### Instructions to follow:
Copy each line containing the word "CORRELATION" from the records that follow, please.

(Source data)
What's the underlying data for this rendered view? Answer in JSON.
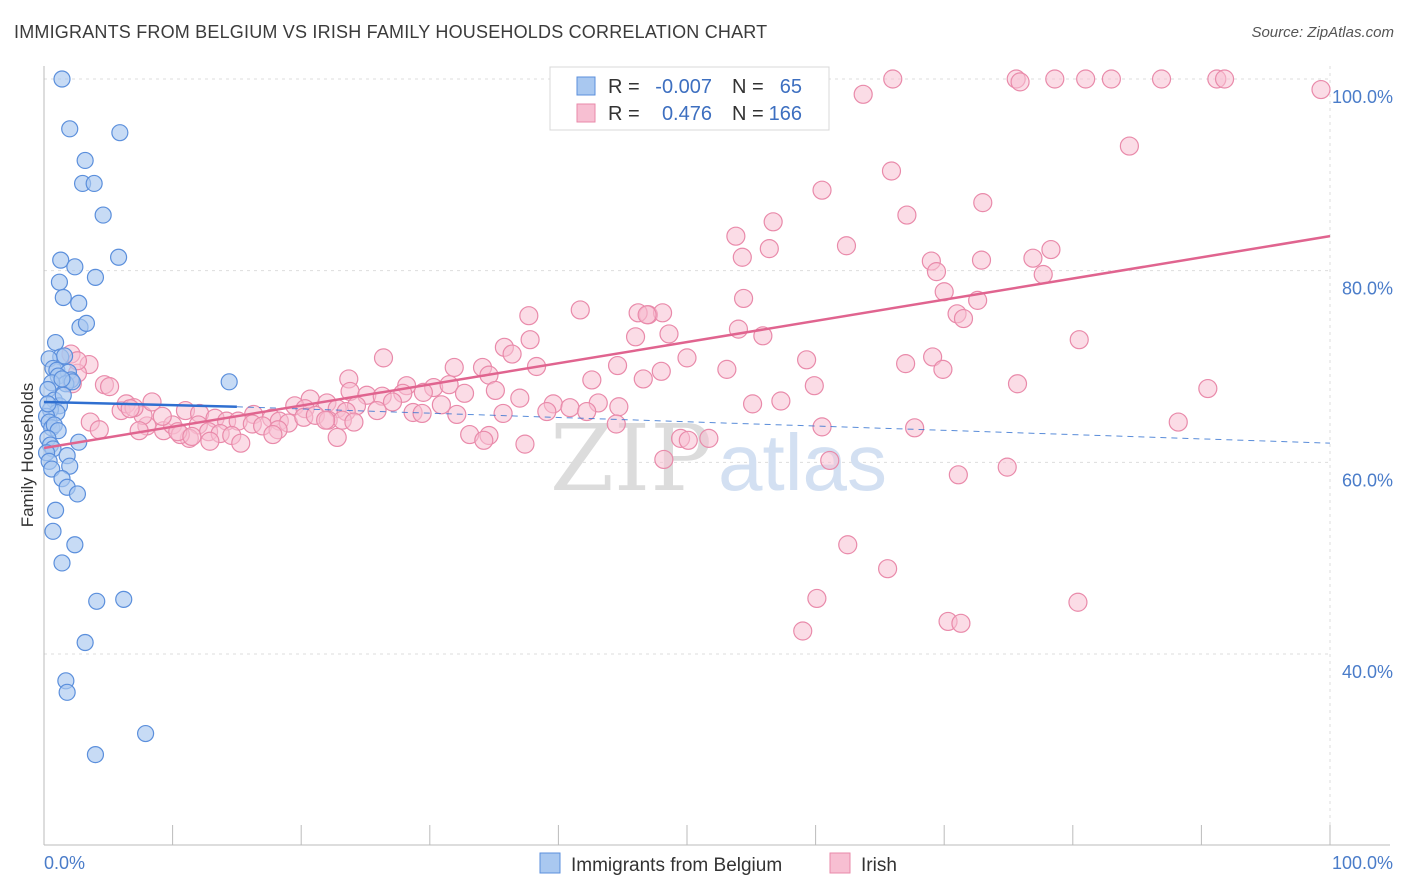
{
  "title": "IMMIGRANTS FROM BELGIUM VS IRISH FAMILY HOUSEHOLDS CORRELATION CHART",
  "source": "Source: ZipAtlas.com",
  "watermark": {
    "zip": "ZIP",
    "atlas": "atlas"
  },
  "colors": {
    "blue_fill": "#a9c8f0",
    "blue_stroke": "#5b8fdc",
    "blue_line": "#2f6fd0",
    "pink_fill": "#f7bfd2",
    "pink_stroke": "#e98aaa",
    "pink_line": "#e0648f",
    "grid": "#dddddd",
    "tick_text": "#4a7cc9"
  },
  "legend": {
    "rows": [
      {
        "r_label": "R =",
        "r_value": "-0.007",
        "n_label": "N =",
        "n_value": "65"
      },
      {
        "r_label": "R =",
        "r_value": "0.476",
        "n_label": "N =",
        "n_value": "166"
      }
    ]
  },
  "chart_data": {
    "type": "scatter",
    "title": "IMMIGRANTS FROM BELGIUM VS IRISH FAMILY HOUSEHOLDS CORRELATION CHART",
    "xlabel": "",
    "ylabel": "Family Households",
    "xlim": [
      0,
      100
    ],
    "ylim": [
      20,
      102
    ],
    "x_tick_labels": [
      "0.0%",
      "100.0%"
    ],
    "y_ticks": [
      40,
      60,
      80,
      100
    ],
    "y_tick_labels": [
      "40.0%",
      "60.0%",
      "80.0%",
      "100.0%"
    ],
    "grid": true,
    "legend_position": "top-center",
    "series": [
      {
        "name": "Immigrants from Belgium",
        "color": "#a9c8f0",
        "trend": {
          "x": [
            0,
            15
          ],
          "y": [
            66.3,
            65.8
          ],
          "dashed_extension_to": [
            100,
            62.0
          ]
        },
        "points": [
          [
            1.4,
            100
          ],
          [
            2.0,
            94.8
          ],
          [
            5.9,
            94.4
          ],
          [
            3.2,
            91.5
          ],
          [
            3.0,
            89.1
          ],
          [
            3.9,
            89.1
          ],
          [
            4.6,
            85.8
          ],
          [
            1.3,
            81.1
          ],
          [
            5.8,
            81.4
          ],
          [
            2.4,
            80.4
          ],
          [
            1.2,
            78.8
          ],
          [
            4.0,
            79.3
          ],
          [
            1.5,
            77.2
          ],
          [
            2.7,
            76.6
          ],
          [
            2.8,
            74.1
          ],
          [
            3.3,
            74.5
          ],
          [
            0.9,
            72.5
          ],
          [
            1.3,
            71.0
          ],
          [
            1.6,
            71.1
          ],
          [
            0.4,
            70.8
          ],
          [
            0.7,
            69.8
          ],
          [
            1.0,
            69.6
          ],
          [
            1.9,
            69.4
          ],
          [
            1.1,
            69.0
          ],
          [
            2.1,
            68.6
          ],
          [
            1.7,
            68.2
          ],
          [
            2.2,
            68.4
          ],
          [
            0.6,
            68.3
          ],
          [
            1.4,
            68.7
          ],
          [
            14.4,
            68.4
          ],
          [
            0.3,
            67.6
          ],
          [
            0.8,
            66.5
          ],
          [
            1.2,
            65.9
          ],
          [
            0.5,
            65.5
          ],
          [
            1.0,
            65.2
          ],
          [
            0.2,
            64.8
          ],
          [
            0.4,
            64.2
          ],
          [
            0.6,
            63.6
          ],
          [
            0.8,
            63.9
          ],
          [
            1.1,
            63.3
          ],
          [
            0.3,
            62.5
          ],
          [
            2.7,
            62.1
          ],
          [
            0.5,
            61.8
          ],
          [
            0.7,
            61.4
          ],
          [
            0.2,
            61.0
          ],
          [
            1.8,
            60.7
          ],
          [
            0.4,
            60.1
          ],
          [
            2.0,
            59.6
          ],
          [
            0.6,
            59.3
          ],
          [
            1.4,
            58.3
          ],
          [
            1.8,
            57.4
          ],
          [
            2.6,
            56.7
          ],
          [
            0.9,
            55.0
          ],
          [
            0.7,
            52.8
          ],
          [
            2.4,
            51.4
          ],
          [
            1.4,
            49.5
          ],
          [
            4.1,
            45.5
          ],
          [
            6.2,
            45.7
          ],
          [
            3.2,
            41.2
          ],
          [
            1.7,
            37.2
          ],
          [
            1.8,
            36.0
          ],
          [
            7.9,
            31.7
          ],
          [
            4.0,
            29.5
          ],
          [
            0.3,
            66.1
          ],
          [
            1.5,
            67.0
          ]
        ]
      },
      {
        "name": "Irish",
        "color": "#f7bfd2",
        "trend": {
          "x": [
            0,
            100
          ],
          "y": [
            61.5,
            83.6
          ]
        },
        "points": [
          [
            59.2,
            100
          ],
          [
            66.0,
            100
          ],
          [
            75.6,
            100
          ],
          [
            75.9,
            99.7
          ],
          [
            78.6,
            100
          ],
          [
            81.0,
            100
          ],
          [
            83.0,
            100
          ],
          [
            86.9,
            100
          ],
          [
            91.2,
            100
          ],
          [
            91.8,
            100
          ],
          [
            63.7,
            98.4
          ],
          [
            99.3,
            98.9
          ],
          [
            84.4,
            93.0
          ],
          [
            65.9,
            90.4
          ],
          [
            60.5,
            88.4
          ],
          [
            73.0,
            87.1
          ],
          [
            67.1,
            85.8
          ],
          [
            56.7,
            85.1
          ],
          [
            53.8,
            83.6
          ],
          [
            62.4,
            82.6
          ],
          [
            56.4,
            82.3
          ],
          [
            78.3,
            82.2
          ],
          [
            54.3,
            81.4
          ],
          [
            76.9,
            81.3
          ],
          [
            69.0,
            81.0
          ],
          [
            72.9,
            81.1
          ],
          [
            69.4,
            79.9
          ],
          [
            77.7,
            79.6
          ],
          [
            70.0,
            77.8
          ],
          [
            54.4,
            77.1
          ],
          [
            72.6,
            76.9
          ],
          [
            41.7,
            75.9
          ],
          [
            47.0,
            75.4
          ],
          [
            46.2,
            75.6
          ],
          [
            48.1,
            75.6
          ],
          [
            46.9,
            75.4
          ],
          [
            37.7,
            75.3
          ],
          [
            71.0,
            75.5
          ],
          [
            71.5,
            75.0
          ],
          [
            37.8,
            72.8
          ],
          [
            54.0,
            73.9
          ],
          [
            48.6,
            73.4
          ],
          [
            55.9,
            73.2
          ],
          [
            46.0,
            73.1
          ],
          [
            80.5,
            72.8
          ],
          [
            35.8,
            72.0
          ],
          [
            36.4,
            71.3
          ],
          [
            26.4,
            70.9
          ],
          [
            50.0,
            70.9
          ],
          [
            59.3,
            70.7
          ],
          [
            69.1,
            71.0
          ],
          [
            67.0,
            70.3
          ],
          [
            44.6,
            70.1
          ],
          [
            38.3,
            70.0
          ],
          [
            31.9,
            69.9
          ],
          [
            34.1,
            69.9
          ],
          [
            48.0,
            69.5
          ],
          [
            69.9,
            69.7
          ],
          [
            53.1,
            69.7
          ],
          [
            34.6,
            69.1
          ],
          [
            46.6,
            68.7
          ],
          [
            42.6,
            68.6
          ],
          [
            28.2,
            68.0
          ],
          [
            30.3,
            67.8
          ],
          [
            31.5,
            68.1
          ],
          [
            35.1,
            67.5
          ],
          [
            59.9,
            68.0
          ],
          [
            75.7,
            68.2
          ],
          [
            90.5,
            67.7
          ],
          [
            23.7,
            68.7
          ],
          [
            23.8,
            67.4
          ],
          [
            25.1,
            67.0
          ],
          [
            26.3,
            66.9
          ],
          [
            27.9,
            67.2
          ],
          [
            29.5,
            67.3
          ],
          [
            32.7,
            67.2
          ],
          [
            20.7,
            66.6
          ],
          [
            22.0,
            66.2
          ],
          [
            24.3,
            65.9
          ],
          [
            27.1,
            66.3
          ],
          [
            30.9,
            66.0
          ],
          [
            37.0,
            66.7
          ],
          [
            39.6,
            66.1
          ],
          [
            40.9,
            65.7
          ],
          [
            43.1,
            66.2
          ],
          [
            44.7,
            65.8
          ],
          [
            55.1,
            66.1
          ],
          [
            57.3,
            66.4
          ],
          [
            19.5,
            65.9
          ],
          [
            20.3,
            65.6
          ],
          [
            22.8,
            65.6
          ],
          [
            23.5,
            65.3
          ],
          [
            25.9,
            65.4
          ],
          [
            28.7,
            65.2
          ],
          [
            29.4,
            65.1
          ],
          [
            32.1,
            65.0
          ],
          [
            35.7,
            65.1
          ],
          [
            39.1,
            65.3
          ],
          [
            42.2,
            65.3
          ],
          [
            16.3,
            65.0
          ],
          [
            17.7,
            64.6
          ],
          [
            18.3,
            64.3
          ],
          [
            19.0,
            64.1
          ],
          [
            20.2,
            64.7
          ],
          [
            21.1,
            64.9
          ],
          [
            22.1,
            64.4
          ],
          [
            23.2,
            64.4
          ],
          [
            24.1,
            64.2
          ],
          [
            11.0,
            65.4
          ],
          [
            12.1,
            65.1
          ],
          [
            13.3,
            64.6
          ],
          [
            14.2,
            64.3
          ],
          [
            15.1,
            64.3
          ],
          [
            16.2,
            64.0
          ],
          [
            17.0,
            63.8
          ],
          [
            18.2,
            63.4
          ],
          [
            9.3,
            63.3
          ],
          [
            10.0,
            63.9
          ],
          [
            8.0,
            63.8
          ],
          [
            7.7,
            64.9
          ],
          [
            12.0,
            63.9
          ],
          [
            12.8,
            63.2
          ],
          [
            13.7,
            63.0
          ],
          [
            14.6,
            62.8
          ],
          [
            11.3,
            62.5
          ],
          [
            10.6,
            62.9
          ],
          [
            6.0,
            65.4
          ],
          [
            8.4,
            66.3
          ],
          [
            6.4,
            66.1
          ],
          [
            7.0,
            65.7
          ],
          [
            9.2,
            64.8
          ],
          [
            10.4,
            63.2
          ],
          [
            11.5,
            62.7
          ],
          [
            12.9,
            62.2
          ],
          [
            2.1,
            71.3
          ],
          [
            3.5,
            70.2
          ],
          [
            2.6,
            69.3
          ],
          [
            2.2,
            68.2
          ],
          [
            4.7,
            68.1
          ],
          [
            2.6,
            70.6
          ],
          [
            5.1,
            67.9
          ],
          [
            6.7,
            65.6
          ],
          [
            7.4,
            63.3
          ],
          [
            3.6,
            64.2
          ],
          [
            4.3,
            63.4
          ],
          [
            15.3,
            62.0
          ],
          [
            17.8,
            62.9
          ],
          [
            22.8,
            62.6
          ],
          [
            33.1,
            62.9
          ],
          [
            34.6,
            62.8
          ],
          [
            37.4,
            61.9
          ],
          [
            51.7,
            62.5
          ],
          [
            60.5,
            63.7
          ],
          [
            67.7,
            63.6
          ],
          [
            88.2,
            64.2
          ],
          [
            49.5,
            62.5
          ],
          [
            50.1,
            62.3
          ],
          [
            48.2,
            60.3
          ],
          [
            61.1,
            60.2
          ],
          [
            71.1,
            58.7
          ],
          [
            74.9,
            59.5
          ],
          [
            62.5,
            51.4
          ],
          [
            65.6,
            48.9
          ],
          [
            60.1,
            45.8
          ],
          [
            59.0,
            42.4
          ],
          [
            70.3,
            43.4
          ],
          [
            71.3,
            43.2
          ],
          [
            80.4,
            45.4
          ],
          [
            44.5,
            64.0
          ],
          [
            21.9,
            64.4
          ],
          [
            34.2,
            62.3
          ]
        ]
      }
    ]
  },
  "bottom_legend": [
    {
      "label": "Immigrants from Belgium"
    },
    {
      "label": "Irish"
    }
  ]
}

### Solution to this task:
  "title": "IMMIGRANTS FROM BELGIUM VS IRISH FAMILY HOUSEHOLDS CORRELATION CHART",
    "title": "IMMIGRANTS FROM BELGIUM VS IRISH FAMILY HOUSEHOLDS CORRELATION CHART",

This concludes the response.